INSTRUCTIONS FOR THE TASK >>
Exact repetition of every entry is required.

MATERIAL TO PROCESS >>

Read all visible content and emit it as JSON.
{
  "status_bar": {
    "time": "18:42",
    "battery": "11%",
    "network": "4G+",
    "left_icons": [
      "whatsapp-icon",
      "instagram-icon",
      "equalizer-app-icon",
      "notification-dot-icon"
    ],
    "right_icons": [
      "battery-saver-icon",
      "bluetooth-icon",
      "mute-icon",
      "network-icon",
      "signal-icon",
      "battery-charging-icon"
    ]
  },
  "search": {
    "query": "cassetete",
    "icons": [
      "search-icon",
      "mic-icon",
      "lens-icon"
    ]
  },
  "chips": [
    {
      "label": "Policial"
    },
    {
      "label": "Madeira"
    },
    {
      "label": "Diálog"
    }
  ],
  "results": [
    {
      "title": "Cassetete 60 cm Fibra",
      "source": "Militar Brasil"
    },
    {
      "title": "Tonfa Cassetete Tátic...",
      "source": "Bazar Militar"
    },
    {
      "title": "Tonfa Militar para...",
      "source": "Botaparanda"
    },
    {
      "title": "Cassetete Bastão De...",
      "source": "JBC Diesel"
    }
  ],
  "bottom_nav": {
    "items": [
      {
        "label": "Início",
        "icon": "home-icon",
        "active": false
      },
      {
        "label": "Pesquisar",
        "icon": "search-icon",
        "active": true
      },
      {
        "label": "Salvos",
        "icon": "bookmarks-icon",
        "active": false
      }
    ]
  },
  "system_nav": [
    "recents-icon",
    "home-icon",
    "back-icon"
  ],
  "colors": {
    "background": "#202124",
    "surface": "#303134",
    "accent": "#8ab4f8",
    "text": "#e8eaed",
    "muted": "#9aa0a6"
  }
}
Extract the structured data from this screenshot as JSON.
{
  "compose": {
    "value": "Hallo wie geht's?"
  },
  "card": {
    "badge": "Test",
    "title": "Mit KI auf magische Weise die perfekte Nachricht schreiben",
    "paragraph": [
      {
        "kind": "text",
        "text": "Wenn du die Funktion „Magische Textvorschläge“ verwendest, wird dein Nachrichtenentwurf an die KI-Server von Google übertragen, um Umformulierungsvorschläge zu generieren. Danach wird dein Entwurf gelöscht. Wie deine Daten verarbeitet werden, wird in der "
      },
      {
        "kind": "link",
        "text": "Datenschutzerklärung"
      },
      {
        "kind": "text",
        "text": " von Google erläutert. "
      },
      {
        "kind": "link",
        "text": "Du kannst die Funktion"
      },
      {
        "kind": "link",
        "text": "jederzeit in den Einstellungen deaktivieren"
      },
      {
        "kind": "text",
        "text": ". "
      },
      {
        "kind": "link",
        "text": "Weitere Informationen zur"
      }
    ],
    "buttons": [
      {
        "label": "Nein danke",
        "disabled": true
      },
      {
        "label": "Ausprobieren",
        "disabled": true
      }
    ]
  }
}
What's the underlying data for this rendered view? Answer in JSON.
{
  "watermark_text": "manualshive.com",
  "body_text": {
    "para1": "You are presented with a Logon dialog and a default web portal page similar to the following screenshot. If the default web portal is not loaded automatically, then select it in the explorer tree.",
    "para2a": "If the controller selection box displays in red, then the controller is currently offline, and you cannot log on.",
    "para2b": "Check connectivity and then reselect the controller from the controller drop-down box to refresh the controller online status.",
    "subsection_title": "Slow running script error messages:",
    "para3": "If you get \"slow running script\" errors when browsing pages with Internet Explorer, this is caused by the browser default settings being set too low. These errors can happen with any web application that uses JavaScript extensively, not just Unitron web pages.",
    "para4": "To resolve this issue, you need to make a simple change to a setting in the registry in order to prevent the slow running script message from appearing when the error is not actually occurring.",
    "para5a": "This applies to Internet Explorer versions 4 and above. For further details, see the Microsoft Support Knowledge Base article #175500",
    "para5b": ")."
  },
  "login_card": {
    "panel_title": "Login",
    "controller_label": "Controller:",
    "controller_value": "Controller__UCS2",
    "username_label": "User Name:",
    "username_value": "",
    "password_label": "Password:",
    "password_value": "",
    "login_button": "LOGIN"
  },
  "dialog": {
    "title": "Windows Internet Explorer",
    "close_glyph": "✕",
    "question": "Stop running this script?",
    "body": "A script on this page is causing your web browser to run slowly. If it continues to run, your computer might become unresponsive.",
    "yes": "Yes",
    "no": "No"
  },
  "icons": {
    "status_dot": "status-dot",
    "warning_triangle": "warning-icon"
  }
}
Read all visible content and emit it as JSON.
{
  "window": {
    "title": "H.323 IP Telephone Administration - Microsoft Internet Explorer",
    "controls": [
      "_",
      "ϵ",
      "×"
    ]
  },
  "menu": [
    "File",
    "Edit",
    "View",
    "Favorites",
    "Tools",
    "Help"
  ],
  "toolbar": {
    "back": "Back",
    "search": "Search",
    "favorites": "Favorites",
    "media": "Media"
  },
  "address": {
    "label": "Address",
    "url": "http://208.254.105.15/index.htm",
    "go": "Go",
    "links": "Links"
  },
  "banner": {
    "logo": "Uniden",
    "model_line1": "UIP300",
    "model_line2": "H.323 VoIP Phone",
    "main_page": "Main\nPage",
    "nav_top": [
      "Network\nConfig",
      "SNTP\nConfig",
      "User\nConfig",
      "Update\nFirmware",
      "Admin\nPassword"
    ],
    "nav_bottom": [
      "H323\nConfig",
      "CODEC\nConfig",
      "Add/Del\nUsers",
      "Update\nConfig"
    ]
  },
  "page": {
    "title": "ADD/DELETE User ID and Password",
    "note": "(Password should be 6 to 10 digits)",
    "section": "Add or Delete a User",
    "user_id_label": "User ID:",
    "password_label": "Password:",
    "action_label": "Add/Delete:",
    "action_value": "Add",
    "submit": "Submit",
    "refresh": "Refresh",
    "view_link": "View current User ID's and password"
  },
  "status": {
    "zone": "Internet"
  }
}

COMPLETE OUTPUT >>
Read all visible content and emit it as JSON.
{
  "status_bar": {
    "time": "18:42",
    "battery": "11%",
    "network": "4G+",
    "left_icons": [
      "whatsapp-icon",
      "instagram-icon",
      "equalizer-app-icon",
      "notification-dot-icon"
    ],
    "right_icons": [
      "battery-saver-icon",
      "bluetooth-icon",
      "mute-icon",
      "network-icon",
      "signal-icon",
      "battery-charging-icon"
    ]
  },
  "search": {
    "query": "cassetete",
    "icons": [
      "search-icon",
      "mic-icon",
      "lens-icon"
    ]
  },
  "chips": [
    {
      "label": "Policial"
    },
    {
      "label": "Madeira"
    },
    {
      "label": "Diálog"
    }
  ],
  "results": [
    {
      "title": "Cassetete 60 cm Fibra",
      "source": "Militar Brasil"
    },
    {
      "title": "Tonfa Cassetete Tátic...",
      "source": "Bazar Militar"
    },
    {
      "title": "Tonfa Militar para...",
      "source": "Botaparanda"
    },
    {
      "title": "Cassetete Bastão De...",
      "source": "JBC Diesel"
    }
  ],
  "bottom_nav": {
    "items": [
      {
        "label": "Início",
        "icon": "home-icon",
        "active": false
      },
      {
        "label": "Pesquisar",
        "icon": "search-icon",
        "active": true
      },
      {
        "label": "Salvos",
        "icon": "bookmarks-icon",
        "active": false
      }
    ]
  },
  "system_nav": [
    "recents-icon",
    "home-icon",
    "back-icon"
  ],
  "colors": {
    "background": "#202124",
    "surface": "#303134",
    "accent": "#8ab4f8",
    "text": "#e8eaed",
    "muted": "#9aa0a6"
  }
}
Extract the structured data from this screenshot as JSON.
{
  "compose": {
    "value": "Hallo wie geht's?"
  },
  "card": {
    "badge": "Test",
    "title": "Mit KI auf magische Weise die perfekte Nachricht schreiben",
    "paragraph": [
      {
        "kind": "text",
        "text": "Wenn du die Funktion „Magische Textvorschläge“ verwendest, wird dein Nachrichtenentwurf an die KI-Server von Google übertragen, um Umformulierungsvorschläge zu generieren. Danach wird dein Entwurf gelöscht. Wie deine Daten verarbeitet werden, wird in der "
      },
      {
        "kind": "link",
        "text": "Datenschutzerklärung"
      },
      {
        "kind": "text",
        "text": " von Google erläutert. "
      },
      {
        "kind": "link",
        "text": "Du kannst die Funktion"
      },
      {
        "kind": "link",
        "text": "jederzeit in den Einstellungen deaktivieren"
      },
      {
        "kind": "text",
        "text": ". "
      },
      {
        "kind": "link",
        "text": "Weitere Informationen zur"
      }
    ],
    "buttons": [
      {
        "label": "Nein danke",
        "disabled": true
      },
      {
        "label": "Ausprobieren",
        "disabled": true
      }
    ]
  }
}
What's the underlying data for this rendered view? Answer in JSON.
{
  "watermark_text": "manualshive.com",
  "body_text": {
    "para1": "You are presented with a Logon dialog and a default web portal page similar to the following screenshot. If the default web portal is not loaded automatically, then select it in the explorer tree.",
    "para2a": "If the controller selection box displays in red, then the controller is currently offline, and you cannot log on.",
    "para2b": "Check connectivity and then reselect the controller from the controller drop-down box to refresh the controller online status.",
    "subsection_title": "Slow running script error messages:",
    "para3": "If you get \"slow running script\" errors when browsing pages with Internet Explorer, this is caused by the browser default settings being set too low. These errors can happen with any web application that uses JavaScript extensively, not just Unitron web pages.",
    "para4": "To resolve this issue, you need to make a simple change to a setting in the registry in order to prevent the slow running script message from appearing when the error is not actually occurring.",
    "para5a": "This applies to Internet Explorer versions 4 and above. For further details, see the Microsoft Support Knowledge Base article #175500",
    "para5b": ")."
  },
  "login_card": {
    "panel_title": "Login",
    "controller_label": "Controller:",
    "controller_value": "Controller__UCS2",
    "username_label": "User Name:",
    "username_value": "",
    "password_label": "Password:",
    "password_value": "",
    "login_button": "LOGIN"
  },
  "dialog": {
    "title": "Windows Internet Explorer",
    "close_glyph": "✕",
    "question": "Stop running this script?",
    "body": "A script on this page is causing your web browser to run slowly. If it continues to run, your computer might become unresponsive.",
    "yes": "Yes",
    "no": "No"
  },
  "icons": {
    "status_dot": "status-dot",
    "warning_triangle": "warning-icon"
  }
}
Read all visible content and emit it as JSON.
{
  "window": {
    "title": "H.323 IP Telephone Administration - Microsoft Internet Explorer",
    "controls": [
      "_",
      "ϵ",
      "×"
    ]
  },
  "menu": [
    "File",
    "Edit",
    "View",
    "Favorites",
    "Tools",
    "Help"
  ],
  "toolbar": {
    "back": "Back",
    "search": "Search",
    "favorites": "Favorites",
    "media": "Media"
  },
  "address": {
    "label": "Address",
    "url": "http://208.254.105.15/index.htm",
    "go": "Go",
    "links": "Links"
  },
  "banner": {
    "logo": "Uniden",
    "model_line1": "UIP300",
    "model_line2": "H.323 VoIP Phone",
    "main_page": "Main\nPage",
    "nav_top": [
      "Network\nConfig",
      "SNTP\nConfig",
      "User\nConfig",
      "Update\nFirmware",
      "Admin\nPassword"
    ],
    "nav_bottom": [
      "H323\nConfig",
      "CODEC\nConfig",
      "Add/Del\nUsers",
      "Update\nConfig"
    ]
  },
  "page": {
    "title": "ADD/DELETE User ID and Password",
    "note": "(Password should be 6 to 10 digits)",
    "section": "Add or Delete a User",
    "user_id_label": "User ID:",
    "password_label": "Password:",
    "action_label": "Add/Delete:",
    "action_value": "Add",
    "submit": "Submit",
    "refresh": "Refresh",
    "view_link": "View current User ID's and password"
  },
  "status": {
    "zone": "Internet"
  }
}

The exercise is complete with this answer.